== INPUT MATERIAL ==
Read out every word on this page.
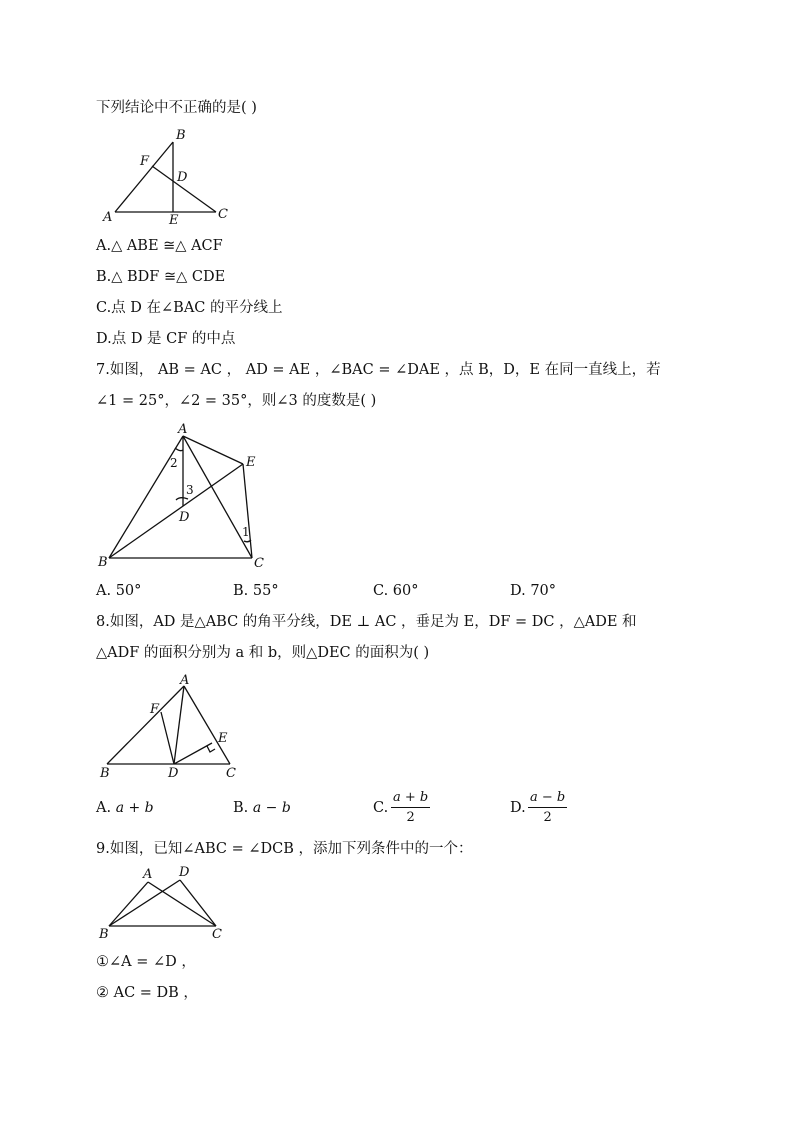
下列结论中不正确的是( )
B
F
D
A	E	C
A.△ ABE ≅△ ACF
B.△ BDF ≅△ CDE
C.点 D 在∠BAC 的平分线上
D.点 D 是 CF 的中点
7.如图， AB = AC ， AD = AE ，∠BAC = ∠DAE ，点 B，D，E 在同一直线上，若
∠1 = 25°，∠2 = 35°，则∠3 的度数是( )
A
E
D
B	C
2
3
1
A. 50°	B. 55°	C. 60°	D. 70°
8.如图，AD 是△ABC 的角平分线，DE ⊥ AC ，垂足为 E，DF = DC ，△ADE 和
△ADF 的面积分别为 a 和 b，则△DEC 的面积为( )
A
F
E
B	D	C
A. a + b	B. a − b	C. $\frac{a + b}{2}$	D. $\frac{a - b}{2}$
9.如图，已知∠ABC = ∠DCB ，添加下列条件中的一个：
A D
B	C
①∠A = ∠D ，
② AC = DB ，
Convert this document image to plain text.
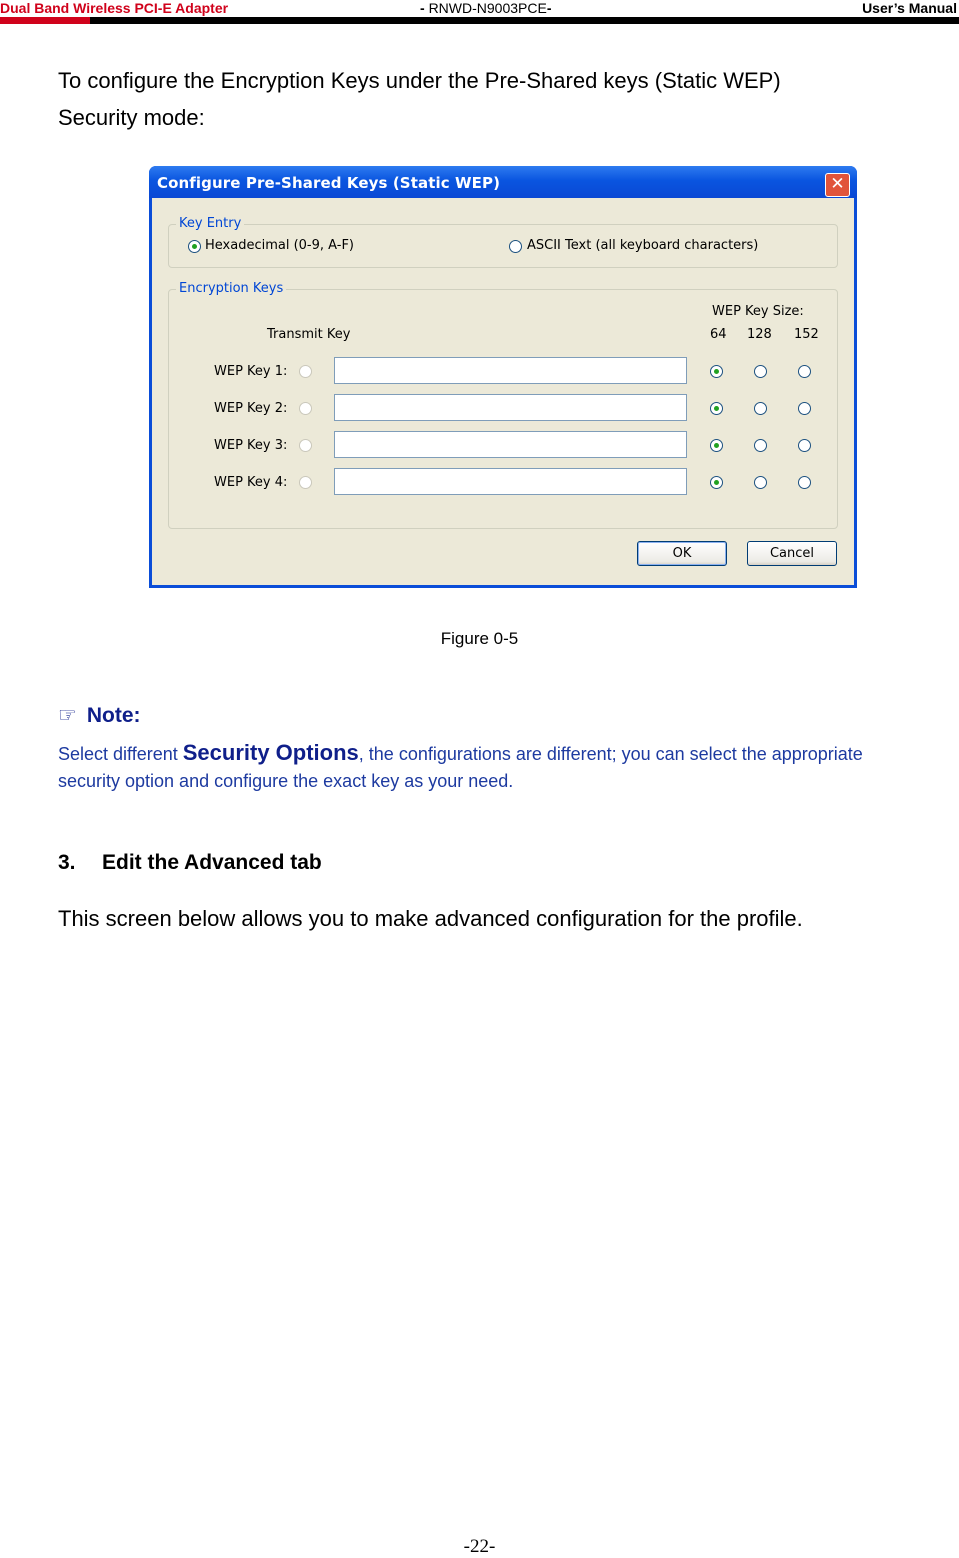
Dual Band Wireless PCI-E Adapter	- RNWD-N9003PCE-	User’s Manual
To configure the Encryption Keys under the Pre-Shared keys (Static WEP)
Security mode:
Configure Pre-Shared Keys (Static WEP)	✕
Key Entry
Hexadecimal (0-9, A-F)	ASCII Text (all keyboard characters)
Encryption Keys
Transmit Key
WEP Key Size:
64 128 152
WEP Key 1:
WEP Key 2:
WEP Key 3:
WEP Key 4:
OK	Cancel
Figure 0-5
☞ Note:
Select different Security Options, the configurations are different; you can select the appropriate security option and configure the exact key as your need.
3. Edit the Advanced tab
This screen below allows you to make advanced configuration for the profile.
-22-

== TASK PROMPT ==
Do not include pictures. Copy only the lines running from the line with "Convert this document image to plain text." through the last line of the records, exactly as they appear.

== RIGHT ANSWER ==
Convert this document image to plain text.
Dual Band Wireless PCI-E Adapter	- RNWD-N9003PCE-	User’s Manual
To configure the Encryption Keys under the Pre-Shared keys (Static WEP)
Security mode:
Configure Pre-Shared Keys (Static WEP)	✕
Key Entry
Hexadecimal (0-9, A-F)	ASCII Text (all keyboard characters)
Encryption Keys
Transmit Key
WEP Key Size:
64 128 152
WEP Key 1:
WEP Key 2:
WEP Key 3:
WEP Key 4:
OK	Cancel
Figure 0-5
☞ Note:
Select different Security Options, the configurations are different; you can select the appropriate security option and configure the exact key as your need.
3. Edit the Advanced tab
This screen below allows you to make advanced configuration for the profile.
-22-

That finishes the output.